Entries taken from a collection:
========================

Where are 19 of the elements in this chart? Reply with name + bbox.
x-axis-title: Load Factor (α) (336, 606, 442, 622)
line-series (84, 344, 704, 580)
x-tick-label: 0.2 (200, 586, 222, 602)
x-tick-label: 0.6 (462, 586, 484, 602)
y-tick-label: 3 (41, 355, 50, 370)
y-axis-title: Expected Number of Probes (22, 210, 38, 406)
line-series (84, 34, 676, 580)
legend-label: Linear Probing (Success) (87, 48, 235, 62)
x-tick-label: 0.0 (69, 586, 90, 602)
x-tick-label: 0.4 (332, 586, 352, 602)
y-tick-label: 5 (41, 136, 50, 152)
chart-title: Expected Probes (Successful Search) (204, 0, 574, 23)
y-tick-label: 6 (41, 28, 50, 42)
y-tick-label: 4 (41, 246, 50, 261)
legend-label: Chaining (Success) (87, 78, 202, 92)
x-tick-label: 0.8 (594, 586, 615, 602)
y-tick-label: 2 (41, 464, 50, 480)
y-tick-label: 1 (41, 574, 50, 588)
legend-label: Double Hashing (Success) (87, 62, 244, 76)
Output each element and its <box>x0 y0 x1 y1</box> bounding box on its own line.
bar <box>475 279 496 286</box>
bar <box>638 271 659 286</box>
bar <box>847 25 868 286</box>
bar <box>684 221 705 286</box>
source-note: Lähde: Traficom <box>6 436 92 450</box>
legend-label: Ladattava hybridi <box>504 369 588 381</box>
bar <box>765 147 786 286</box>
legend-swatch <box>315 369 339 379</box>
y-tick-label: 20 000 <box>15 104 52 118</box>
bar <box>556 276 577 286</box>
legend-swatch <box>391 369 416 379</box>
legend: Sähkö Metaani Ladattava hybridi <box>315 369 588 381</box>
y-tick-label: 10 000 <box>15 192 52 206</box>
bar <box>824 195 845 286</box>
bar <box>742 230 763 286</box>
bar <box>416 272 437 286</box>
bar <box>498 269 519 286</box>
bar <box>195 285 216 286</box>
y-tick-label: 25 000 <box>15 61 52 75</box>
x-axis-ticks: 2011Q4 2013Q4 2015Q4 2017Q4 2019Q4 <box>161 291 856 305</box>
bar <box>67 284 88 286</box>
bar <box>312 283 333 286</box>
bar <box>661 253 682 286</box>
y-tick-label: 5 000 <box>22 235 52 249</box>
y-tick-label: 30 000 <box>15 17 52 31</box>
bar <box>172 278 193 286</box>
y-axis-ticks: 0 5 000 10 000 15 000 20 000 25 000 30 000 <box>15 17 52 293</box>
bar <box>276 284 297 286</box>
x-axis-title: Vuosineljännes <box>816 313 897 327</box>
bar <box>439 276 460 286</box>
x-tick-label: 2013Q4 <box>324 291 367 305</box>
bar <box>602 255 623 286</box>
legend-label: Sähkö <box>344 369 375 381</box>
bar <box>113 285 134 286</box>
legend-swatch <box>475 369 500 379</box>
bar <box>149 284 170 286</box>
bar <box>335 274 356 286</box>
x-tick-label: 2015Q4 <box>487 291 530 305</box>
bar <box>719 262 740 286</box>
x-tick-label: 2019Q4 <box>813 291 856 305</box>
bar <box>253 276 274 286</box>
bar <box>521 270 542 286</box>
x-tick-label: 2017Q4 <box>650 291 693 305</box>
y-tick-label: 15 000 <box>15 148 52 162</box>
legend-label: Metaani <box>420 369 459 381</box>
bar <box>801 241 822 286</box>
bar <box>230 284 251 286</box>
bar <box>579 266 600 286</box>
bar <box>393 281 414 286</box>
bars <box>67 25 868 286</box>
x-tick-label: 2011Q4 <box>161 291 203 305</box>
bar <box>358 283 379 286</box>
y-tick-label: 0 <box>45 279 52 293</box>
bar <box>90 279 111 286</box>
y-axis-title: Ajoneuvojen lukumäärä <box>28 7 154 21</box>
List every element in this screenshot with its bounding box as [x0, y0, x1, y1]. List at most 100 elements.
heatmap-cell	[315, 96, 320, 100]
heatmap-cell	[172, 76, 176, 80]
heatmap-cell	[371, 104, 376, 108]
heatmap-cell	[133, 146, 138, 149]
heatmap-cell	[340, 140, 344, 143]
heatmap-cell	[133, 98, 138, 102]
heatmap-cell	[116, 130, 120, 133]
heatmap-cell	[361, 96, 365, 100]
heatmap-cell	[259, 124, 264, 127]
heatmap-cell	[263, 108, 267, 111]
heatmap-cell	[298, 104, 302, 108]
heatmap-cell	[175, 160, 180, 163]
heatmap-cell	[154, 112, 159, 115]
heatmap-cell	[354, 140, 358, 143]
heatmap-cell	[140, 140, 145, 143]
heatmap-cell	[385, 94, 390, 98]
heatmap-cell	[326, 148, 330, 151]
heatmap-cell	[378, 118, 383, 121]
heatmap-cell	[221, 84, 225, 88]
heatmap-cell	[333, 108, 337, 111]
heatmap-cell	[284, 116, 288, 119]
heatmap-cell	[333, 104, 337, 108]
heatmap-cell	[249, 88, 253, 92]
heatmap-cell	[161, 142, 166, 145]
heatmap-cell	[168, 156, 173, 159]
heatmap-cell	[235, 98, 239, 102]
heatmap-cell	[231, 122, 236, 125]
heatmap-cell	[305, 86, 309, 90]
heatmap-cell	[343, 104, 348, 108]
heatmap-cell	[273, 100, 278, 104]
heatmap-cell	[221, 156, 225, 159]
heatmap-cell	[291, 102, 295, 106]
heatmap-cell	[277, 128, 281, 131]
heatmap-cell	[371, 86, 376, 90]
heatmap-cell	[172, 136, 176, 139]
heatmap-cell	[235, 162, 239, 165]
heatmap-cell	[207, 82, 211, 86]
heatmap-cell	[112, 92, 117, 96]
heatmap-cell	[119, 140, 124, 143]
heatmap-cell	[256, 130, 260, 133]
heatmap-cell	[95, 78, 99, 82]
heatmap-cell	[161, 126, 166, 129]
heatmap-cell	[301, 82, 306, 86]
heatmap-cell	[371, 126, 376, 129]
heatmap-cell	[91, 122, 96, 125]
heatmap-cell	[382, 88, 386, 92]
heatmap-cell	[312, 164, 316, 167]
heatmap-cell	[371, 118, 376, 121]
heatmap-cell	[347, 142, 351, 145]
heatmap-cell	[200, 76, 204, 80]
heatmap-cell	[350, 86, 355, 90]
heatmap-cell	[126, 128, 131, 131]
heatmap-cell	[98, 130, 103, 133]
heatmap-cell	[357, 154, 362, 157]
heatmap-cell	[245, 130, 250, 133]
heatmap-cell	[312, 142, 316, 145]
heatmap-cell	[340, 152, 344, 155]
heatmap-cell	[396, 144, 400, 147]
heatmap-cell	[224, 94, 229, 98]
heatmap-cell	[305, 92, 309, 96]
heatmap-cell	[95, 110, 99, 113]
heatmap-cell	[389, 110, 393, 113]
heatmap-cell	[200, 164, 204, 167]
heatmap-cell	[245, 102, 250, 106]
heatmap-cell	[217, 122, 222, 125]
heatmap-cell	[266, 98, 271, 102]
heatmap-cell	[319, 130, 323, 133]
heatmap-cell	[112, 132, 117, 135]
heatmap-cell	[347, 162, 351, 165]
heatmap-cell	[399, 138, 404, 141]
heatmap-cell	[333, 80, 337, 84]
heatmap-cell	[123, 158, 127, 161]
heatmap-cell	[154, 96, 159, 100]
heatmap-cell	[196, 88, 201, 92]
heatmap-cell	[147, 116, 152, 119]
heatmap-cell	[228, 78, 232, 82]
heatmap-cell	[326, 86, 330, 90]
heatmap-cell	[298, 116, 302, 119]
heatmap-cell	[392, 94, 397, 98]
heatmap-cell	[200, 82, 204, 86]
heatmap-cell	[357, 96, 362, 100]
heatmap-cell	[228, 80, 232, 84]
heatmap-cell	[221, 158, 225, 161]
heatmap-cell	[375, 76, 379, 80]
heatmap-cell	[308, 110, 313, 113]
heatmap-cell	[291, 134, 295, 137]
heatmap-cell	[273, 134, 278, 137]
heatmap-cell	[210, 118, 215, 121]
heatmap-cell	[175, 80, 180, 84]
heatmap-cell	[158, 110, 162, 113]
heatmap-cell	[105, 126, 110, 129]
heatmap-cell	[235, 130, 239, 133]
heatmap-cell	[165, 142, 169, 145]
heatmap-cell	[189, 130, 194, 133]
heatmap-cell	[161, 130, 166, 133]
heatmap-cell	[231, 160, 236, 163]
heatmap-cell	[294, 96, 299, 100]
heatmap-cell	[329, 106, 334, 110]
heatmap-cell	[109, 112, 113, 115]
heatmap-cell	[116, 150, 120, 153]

========================

DO THIS: Rewrite the rows from the first one through the line containing "bar <box>602 255 623 286</box>", replacing "legend-swatch" with "legend-marker" and leaving everything else unchanged.

RESPONSE FOR THIS EXERCISE:
Where are 19 of the elements in this chart? Reply with name + bbox.
x-axis-title: Load Factor (α) (336, 606, 442, 622)
line-series (84, 344, 704, 580)
x-tick-label: 0.2 (200, 586, 222, 602)
x-tick-label: 0.6 (462, 586, 484, 602)
y-tick-label: 3 (41, 355, 50, 370)
y-axis-title: Expected Number of Probes (22, 210, 38, 406)
line-series (84, 34, 676, 580)
legend-label: Linear Probing (Success) (87, 48, 235, 62)
x-tick-label: 0.0 (69, 586, 90, 602)
x-tick-label: 0.4 (332, 586, 352, 602)
y-tick-label: 5 (41, 136, 50, 152)
chart-title: Expected Probes (Successful Search) (204, 0, 574, 23)
y-tick-label: 6 (41, 28, 50, 42)
y-tick-label: 4 (41, 246, 50, 261)
legend-label: Chaining (Success) (87, 78, 202, 92)
x-tick-label: 0.8 (594, 586, 615, 602)
y-tick-label: 2 (41, 464, 50, 480)
y-tick-label: 1 (41, 574, 50, 588)
legend-label: Double Hashing (Success) (87, 62, 244, 76)
Output each element and its <box>x0 y0 x1 y1</box> bounding box on its own line.
bar <box>475 279 496 286</box>
bar <box>638 271 659 286</box>
bar <box>847 25 868 286</box>
bar <box>684 221 705 286</box>
source-note: Lähde: Traficom <box>6 436 92 450</box>
legend-label: Ladattava hybridi <box>504 369 588 381</box>
bar <box>765 147 786 286</box>
legend-marker <box>315 369 339 379</box>
y-tick-label: 20 000 <box>15 104 52 118</box>
bar <box>556 276 577 286</box>
legend-marker <box>391 369 416 379</box>
legend: Sähkö Metaani Ladattava hybridi <box>315 369 588 381</box>
y-tick-label: 10 000 <box>15 192 52 206</box>
bar <box>824 195 845 286</box>
bar <box>742 230 763 286</box>
bar <box>416 272 437 286</box>
bar <box>498 269 519 286</box>
bar <box>195 285 216 286</box>
y-tick-label: 25 000 <box>15 61 52 75</box>
x-axis-ticks: 2011Q4 2013Q4 2015Q4 2017Q4 2019Q4 <box>161 291 856 305</box>
bar <box>67 284 88 286</box>
bar <box>312 283 333 286</box>
bar <box>661 253 682 286</box>
y-tick-label: 5 000 <box>22 235 52 249</box>
y-tick-label: 30 000 <box>15 17 52 31</box>
bar <box>172 278 193 286</box>
y-axis-ticks: 0 5 000 10 000 15 000 20 000 25 000 30 000 <box>15 17 52 293</box>
bar <box>276 284 297 286</box>
x-axis-title: Vuosineljännes <box>816 313 897 327</box>
bar <box>439 276 460 286</box>
x-tick-label: 2013Q4 <box>324 291 367 305</box>
bar <box>602 255 623 286</box>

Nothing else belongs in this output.